[Goal]:
Retype all the entries word for word, but omit the pictures.

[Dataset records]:

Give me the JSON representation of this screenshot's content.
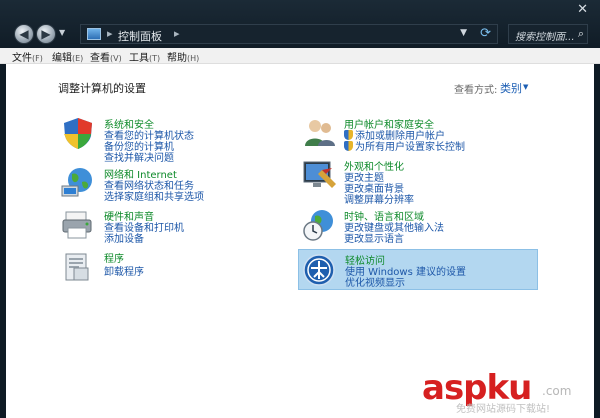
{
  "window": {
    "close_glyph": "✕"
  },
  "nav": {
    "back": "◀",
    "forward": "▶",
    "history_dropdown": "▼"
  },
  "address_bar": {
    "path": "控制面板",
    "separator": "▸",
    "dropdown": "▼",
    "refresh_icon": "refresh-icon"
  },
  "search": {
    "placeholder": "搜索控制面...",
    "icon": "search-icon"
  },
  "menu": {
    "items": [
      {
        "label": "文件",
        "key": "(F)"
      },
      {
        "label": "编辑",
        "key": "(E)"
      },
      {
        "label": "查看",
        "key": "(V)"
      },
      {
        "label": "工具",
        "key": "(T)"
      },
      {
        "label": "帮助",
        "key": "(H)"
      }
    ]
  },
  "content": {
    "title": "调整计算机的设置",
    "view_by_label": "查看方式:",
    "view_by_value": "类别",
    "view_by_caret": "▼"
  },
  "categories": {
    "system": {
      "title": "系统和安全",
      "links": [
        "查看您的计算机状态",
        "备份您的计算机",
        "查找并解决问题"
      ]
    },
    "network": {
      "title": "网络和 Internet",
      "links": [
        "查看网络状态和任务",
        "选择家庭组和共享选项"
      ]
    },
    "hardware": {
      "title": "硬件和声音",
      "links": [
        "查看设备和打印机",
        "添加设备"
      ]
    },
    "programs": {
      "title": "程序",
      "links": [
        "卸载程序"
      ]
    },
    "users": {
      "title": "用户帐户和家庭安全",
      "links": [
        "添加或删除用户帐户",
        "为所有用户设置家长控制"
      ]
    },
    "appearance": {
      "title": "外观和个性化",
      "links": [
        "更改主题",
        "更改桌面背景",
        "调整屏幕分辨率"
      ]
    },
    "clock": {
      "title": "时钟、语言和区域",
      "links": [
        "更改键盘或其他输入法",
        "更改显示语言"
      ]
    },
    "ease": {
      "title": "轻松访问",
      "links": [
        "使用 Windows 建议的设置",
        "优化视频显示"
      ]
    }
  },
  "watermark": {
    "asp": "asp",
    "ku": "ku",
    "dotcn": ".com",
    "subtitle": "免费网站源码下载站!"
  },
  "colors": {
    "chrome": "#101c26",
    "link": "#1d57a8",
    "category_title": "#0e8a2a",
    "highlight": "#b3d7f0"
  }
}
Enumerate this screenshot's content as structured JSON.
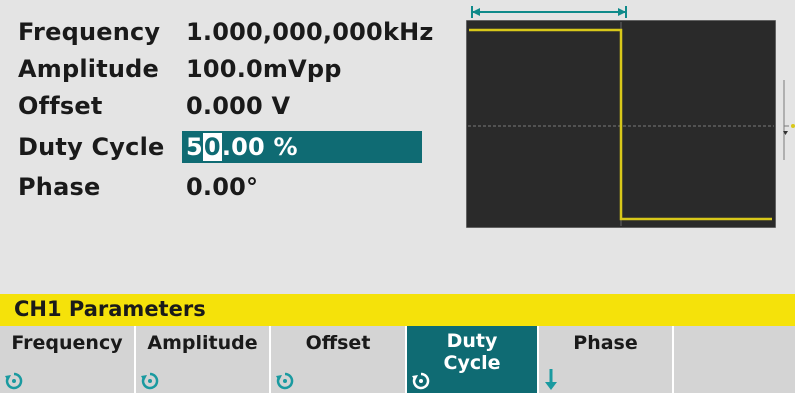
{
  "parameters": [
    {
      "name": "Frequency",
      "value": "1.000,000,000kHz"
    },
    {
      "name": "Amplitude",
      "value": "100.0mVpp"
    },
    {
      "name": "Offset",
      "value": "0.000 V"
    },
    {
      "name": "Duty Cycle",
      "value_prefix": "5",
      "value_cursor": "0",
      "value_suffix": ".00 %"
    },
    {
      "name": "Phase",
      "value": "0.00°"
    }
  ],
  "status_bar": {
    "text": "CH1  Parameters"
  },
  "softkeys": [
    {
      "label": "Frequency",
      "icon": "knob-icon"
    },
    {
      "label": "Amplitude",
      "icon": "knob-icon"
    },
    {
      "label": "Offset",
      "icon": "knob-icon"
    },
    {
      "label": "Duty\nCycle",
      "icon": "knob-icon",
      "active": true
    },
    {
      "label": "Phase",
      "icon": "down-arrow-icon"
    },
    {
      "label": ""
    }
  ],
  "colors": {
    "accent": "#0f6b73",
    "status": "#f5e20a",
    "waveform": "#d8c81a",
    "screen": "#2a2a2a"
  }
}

[Output of the task]:
Give me the JSON representation of this screenshot's content.
{
  "window": {
    "close_glyph": "✕"
  },
  "nav": {
    "back": "◀",
    "forward": "▶",
    "history_dropdown": "▼"
  },
  "address_bar": {
    "path": "控制面板",
    "separator": "▸",
    "dropdown": "▼",
    "refresh_icon": "refresh-icon"
  },
  "search": {
    "placeholder": "搜索控制面...",
    "icon": "search-icon"
  },
  "menu": {
    "items": [
      {
        "label": "文件",
        "key": "(F)"
      },
      {
        "label": "编辑",
        "key": "(E)"
      },
      {
        "label": "查看",
        "key": "(V)"
      },
      {
        "label": "工具",
        "key": "(T)"
      },
      {
        "label": "帮助",
        "key": "(H)"
      }
    ]
  },
  "content": {
    "title": "调整计算机的设置",
    "view_by_label": "查看方式:",
    "view_by_value": "类别",
    "view_by_caret": "▼"
  },
  "categories": {
    "system": {
      "title": "系统和安全",
      "links": [
        "查看您的计算机状态",
        "备份您的计算机",
        "查找并解决问题"
      ]
    },
    "network": {
      "title": "网络和 Internet",
      "links": [
        "查看网络状态和任务",
        "选择家庭组和共享选项"
      ]
    },
    "hardware": {
      "title": "硬件和声音",
      "links": [
        "查看设备和打印机",
        "添加设备"
      ]
    },
    "programs": {
      "title": "程序",
      "links": [
        "卸载程序"
      ]
    },
    "users": {
      "title": "用户帐户和家庭安全",
      "links": [
        "添加或删除用户帐户",
        "为所有用户设置家长控制"
      ]
    },
    "appearance": {
      "title": "外观和个性化",
      "links": [
        "更改主题",
        "更改桌面背景",
        "调整屏幕分辨率"
      ]
    },
    "clock": {
      "title": "时钟、语言和区域",
      "links": [
        "更改键盘或其他输入法",
        "更改显示语言"
      ]
    },
    "ease": {
      "title": "轻松访问",
      "links": [
        "使用 Windows 建议的设置",
        "优化视频显示"
      ]
    }
  },
  "watermark": {
    "asp": "asp",
    "ku": "ku",
    "dotcn": ".com",
    "subtitle": "免费网站源码下载站!"
  },
  "colors": {
    "chrome": "#101c26",
    "link": "#1d57a8",
    "category_title": "#0e8a2a",
    "highlight": "#b3d7f0"
  }
}
Enumerate this screenshot's content as structured JSON.
{
  "parameters": [
    {
      "name": "Frequency",
      "value": "1.000,000,000kHz"
    },
    {
      "name": "Amplitude",
      "value": "100.0mVpp"
    },
    {
      "name": "Offset",
      "value": "0.000 V"
    },
    {
      "name": "Duty Cycle",
      "value_prefix": "5",
      "value_cursor": "0",
      "value_suffix": ".00 %"
    },
    {
      "name": "Phase",
      "value": "0.00°"
    }
  ],
  "status_bar": {
    "text": "CH1  Parameters"
  },
  "softkeys": [
    {
      "label": "Frequency",
      "icon": "knob-icon"
    },
    {
      "label": "Amplitude",
      "icon": "knob-icon"
    },
    {
      "label": "Offset",
      "icon": "knob-icon"
    },
    {
      "label": "Duty\nCycle",
      "icon": "knob-icon",
      "active": true
    },
    {
      "label": "Phase",
      "icon": "down-arrow-icon"
    },
    {
      "label": ""
    }
  ],
  "colors": {
    "accent": "#0f6b73",
    "status": "#f5e20a",
    "waveform": "#d8c81a",
    "screen": "#2a2a2a"
  }
}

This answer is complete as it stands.